> **What is asked**
Leave out the pictures and copy each record below exactly.

[Dataset listings of figures]
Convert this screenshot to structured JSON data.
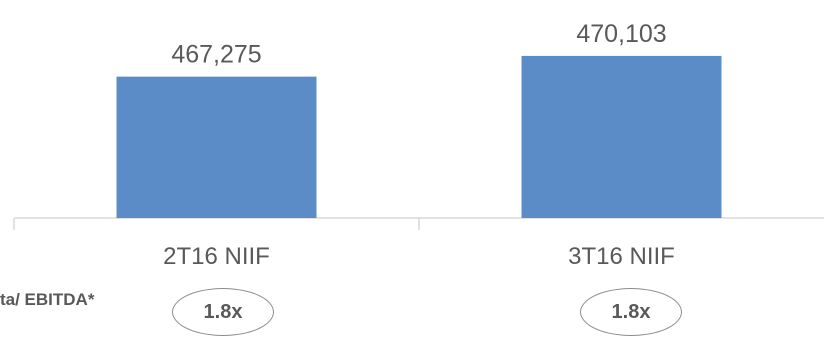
{
  "chart_data": {
    "type": "bar",
    "categories": [
      "2T16 NIIF",
      "3T16 NIIF"
    ],
    "values": [
      467275,
      470103
    ],
    "data_labels": [
      "467,275",
      "470,103"
    ],
    "color": "#5b8cc8",
    "grid": false,
    "legend": "none"
  },
  "metric": {
    "label": "ta/  EBITDA*",
    "values": [
      "1.8x",
      "1.8x"
    ]
  }
}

> **Worked solution**
Convert this screenshot to structured JSON data.
{
  "chart_data": {
    "type": "bar",
    "categories": [
      "2T16 NIIF",
      "3T16 NIIF"
    ],
    "values": [
      467275,
      470103
    ],
    "data_labels": [
      "467,275",
      "470,103"
    ],
    "color": "#5b8cc8",
    "grid": false,
    "legend": "none"
  },
  "metric": {
    "label": "ta/  EBITDA*",
    "values": [
      "1.8x",
      "1.8x"
    ]
  }
}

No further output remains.